Instruction:
Find and copy each line of the records where the string "Fischerstr" shows up.

((

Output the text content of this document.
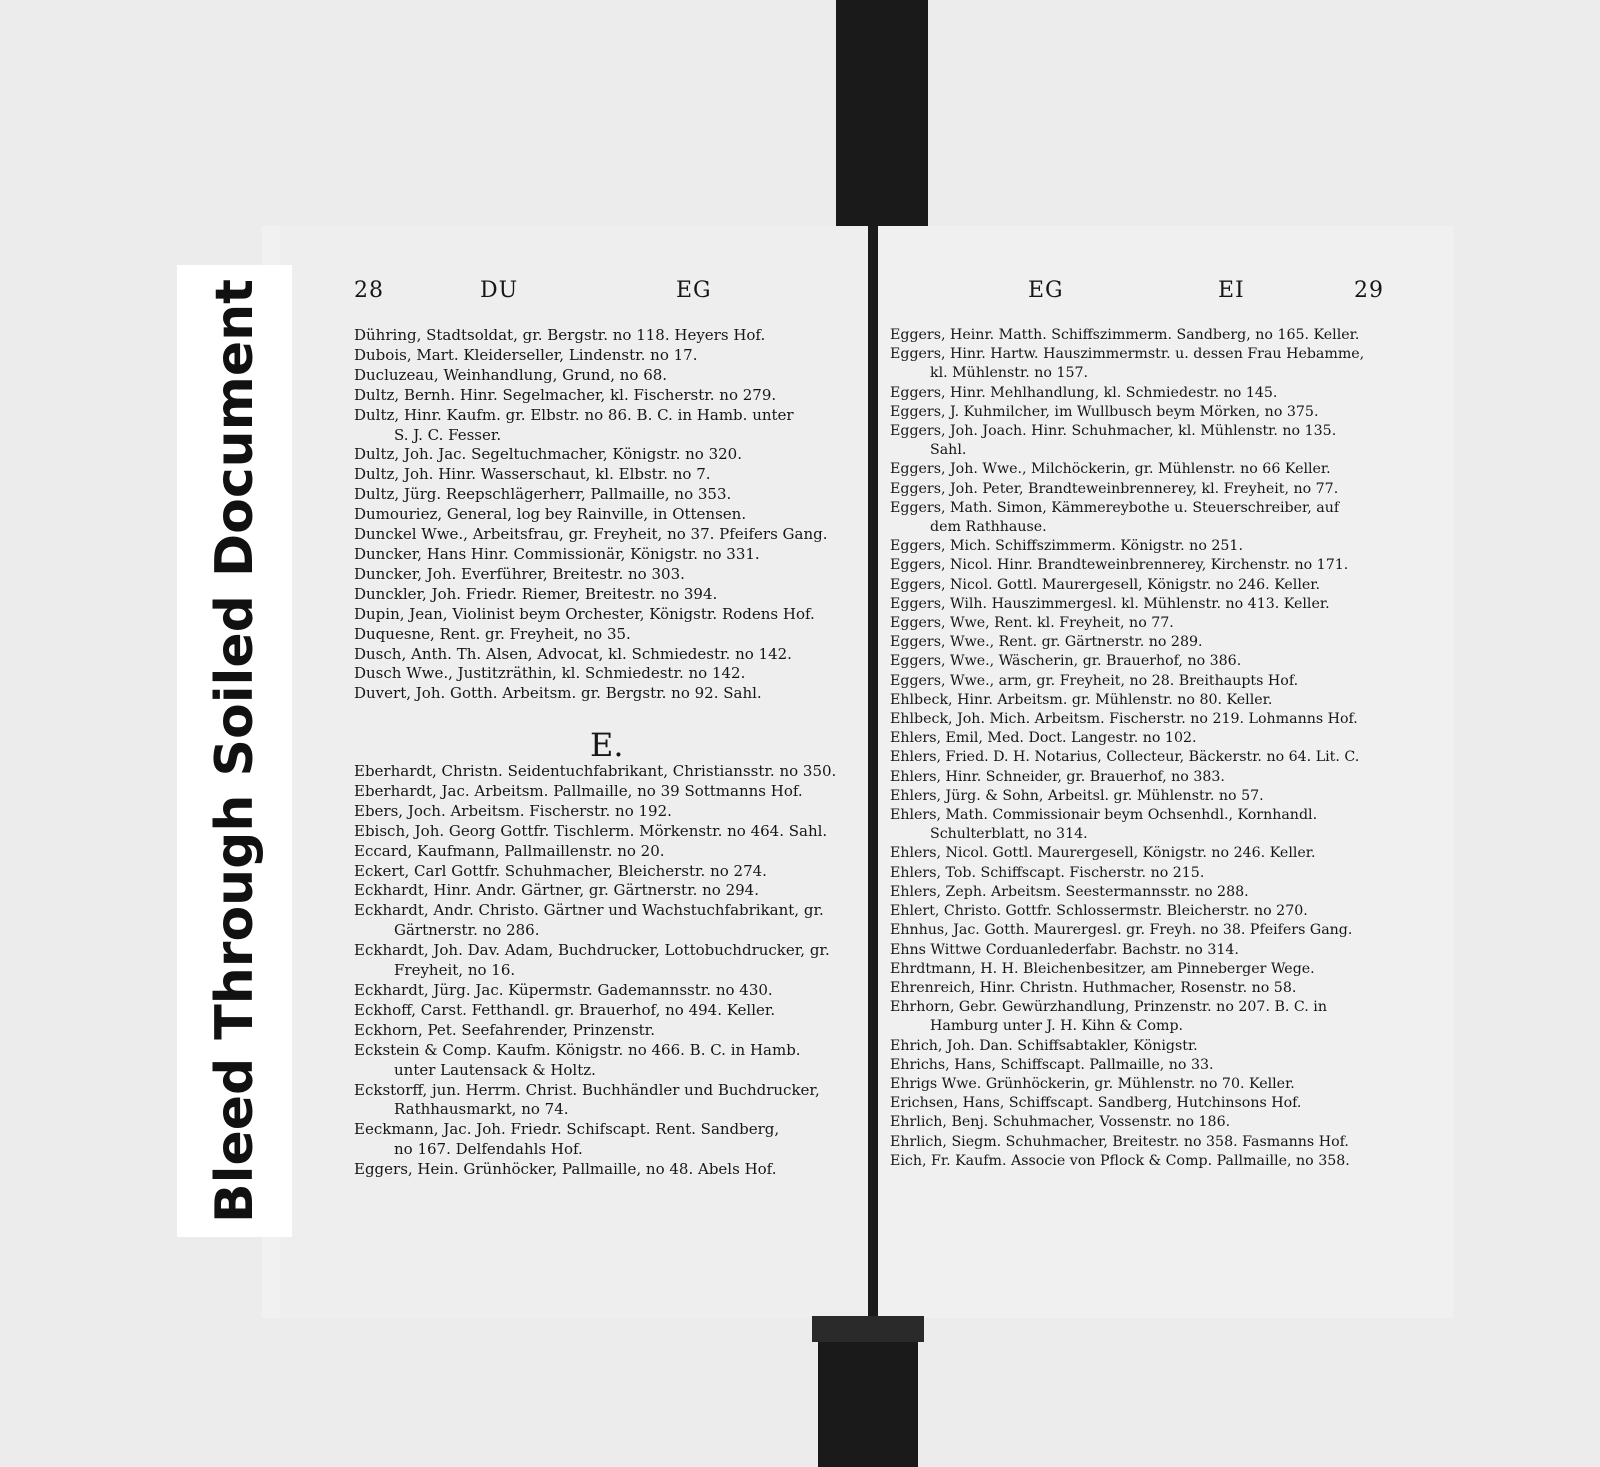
28	DU	EG
Dühring, Stadtsoldat, gr. Bergstr. no 118. Heyers Hof.
Dubois, Mart. Kleiderseller, Lindenstr. no 17.
Ducluzeau, Weinhandlung, Grund, no 68.
Dultz, Bernh. Hinr. Segelmacher, kl. Fischerstr. no 279.
Dultz, Hinr. Kaufm. gr. Elbstr. no 86. B. C. in Hamb. unter
S. J. C. Fesser.
Dultz, Joh. Jac. Segeltuchmacher, Königstr. no 320.
Dultz, Joh. Hinr. Wasserschaut, kl. Elbstr. no 7.
Dultz, Jürg. Reepschlägerherr, Pallmaille, no 353.
Dumouriez, General, log bey Rainville, in Ottensen.
Dunckel Wwe., Arbeitsfrau, gr. Freyheit, no 37. Pfeifers Gang.
Duncker, Hans Hinr. Commissionär, Königstr. no 331.
Duncker, Joh. Everführer, Breitestr. no 303.
Dunckler, Joh. Friedr. Riemer, Breitestr. no 394.
Dupin, Jean, Violinist beym Orchester, Königstr. Rodens Hof.
Duquesne, Rent. gr. Freyheit, no 35.
Dusch, Anth. Th. Alsen, Advocat, kl. Schmiedestr. no 142.
Dusch Wwe., Justitzräthin, kl. Schmiedestr. no 142.
Duvert, Joh. Gotth. Arbeitsm. gr. Bergstr. no 92. Sahl.
E.
Eberhardt, Christn. Seidentuchfabrikant, Christiansstr. no 350.
Eberhardt, Jac. Arbeitsm. Pallmaille, no 39 Sottmanns Hof.
Ebers, Joch. Arbeitsm. Fischerstr. no 192.
Ebisch, Joh. Georg Gottfr. Tischlerm. Mörkenstr. no 464. Sahl.
Eccard, Kaufmann, Pallmaillenstr. no 20.
Eckert, Carl Gottfr. Schuhmacher, Bleicherstr. no 274.
Eckhardt, Hinr. Andr. Gärtner, gr. Gärtnerstr. no 294.
Eckhardt, Andr. Christo. Gärtner und Wachstuchfabrikant, gr.
Gärtnerstr. no 286.
Eckhardt, Joh. Dav. Adam, Buchdrucker, Lottobuchdrucker, gr.
Freyheit, no 16.
Eckhardt, Jürg. Jac. Küpermstr. Gademannsstr. no 430.
Eckhoff, Carst. Fetthandl. gr. Brauerhof, no 494. Keller.
Eckhorn, Pet. Seefahrender, Prinzenstr.
Eckstein & Comp. Kaufm. Königstr. no 466. B. C. in Hamb.
unter Lautensack & Holtz.
Eckstorff, jun. Herrm. Christ. Buchhändler und Buchdrucker,
Rathhausmarkt, no 74.
Eeckmann, Jac. Joh. Friedr. Schifscapt. Rent. Sandberg,
no 167. Delfendahls Hof.
Eggers, Hein. Grünhöcker, Pallmaille, no 48. Abels Hof.
EG	EI	29
Eggers, Heinr. Matth. Schiffszimmerm. Sandberg, no 165. Keller.
Eggers, Hinr. Hartw. Hauszimmermstr. u. dessen Frau Hebamme,
kl. Mühlenstr. no 157.
Eggers, Hinr. Mehlhandlung, kl. Schmiedestr. no 145.
Eggers, J. Kuhmilcher, im Wullbusch beym Mörken, no 375.
Eggers, Joh. Joach. Hinr. Schuhmacher, kl. Mühlenstr. no 135.
Sahl.
Eggers, Joh. Wwe., Milchöckerin, gr. Mühlenstr. no 66 Keller.
Eggers, Joh. Peter, Brandteweinbrennerey, kl. Freyheit, no 77.
Eggers, Math. Simon, Kämmereybothe u. Steuerschreiber, auf
dem Rathhause.
Eggers, Mich. Schiffszimmerm. Königstr. no 251.
Eggers, Nicol. Hinr. Brandteweinbrennerey, Kirchenstr. no 171.
Eggers, Nicol. Gottl. Maurergesell, Königstr. no 246. Keller.
Eggers, Wilh. Hauszimmergesl. kl. Mühlenstr. no 413. Keller.
Eggers, Wwe, Rent. kl. Freyheit, no 77.
Eggers, Wwe., Rent. gr. Gärtnerstr. no 289.
Eggers, Wwe., Wäscherin, gr. Brauerhof, no 386.
Eggers, Wwe., arm, gr. Freyheit, no 28. Breithaupts Hof.
Ehlbeck, Hinr. Arbeitsm. gr. Mühlenstr. no 80. Keller.
Ehlbeck, Joh. Mich. Arbeitsm. Fischerstr. no 219. Lohmanns Hof.
Ehlers, Emil, Med. Doct. Langestr. no 102.
Ehlers, Fried. D. H. Notarius, Collecteur, Bäckerstr. no 64. Lit. C.
Ehlers, Hinr. Schneider, gr. Brauerhof, no 383.
Ehlers, Jürg. & Sohn, Arbeitsl. gr. Mühlenstr. no 57.
Ehlers, Math. Commissionair beym Ochsenhdl., Kornhandl.
Schulterblatt, no 314.
Ehlers, Nicol. Gottl. Maurergesell, Königstr. no 246. Keller.
Ehlers, Tob. Schiffscapt. Fischerstr. no 215.
Ehlers, Zeph. Arbeitsm. Seestermannsstr. no 288.
Ehlert, Christo. Gottfr. Schlossermstr. Bleicherstr. no 270.
Ehnhus, Jac. Gotth. Maurergesl. gr. Freyh. no 38. Pfeifers Gang.
Ehns Wittwe Corduanlederfabr. Bachstr. no 314.
Ehrdtmann, H. H. Bleichenbesitzer, am Pinneberger Wege.
Ehrenreich, Hinr. Christn. Huthmacher, Rosenstr. no 58.
Ehrhorn, Gebr. Gewürzhandlung, Prinzenstr. no 207. B. C. in
Hamburg unter J. H. Kihn & Comp.
Ehrich, Joh. Dan. Schiffsabtakler, Königstr.
Ehrichs, Hans, Schiffscapt. Pallmaille, no 33.
Ehrigs Wwe. Grünhöckerin, gr. Mühlenstr. no 70. Keller.
Erichsen, Hans, Schiffscapt. Sandberg, Hutchinsons Hof.
Ehrlich, Benj. Schuhmacher, Vossenstr. no 186.
Ehrlich, Siegm. Schuhmacher, Breitestr. no 358. Fasmanns Hof.
Eich, Fr. Kaufm. Associe von Pflock & Comp. Pallmaille, no 358.
Bleed Through Soiled Document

))

Expected answer:
Dultz, Bernh. Hinr. Segelmacher, kl. Fischerstr. no 279.
Ebers, Joch. Arbeitsm. Fischerstr. no 192.
Ehlbeck, Joh. Mich. Arbeitsm. Fischerstr. no 219. Lohmanns Hof.
Ehlers, Tob. Schiffscapt. Fischerstr. no 215.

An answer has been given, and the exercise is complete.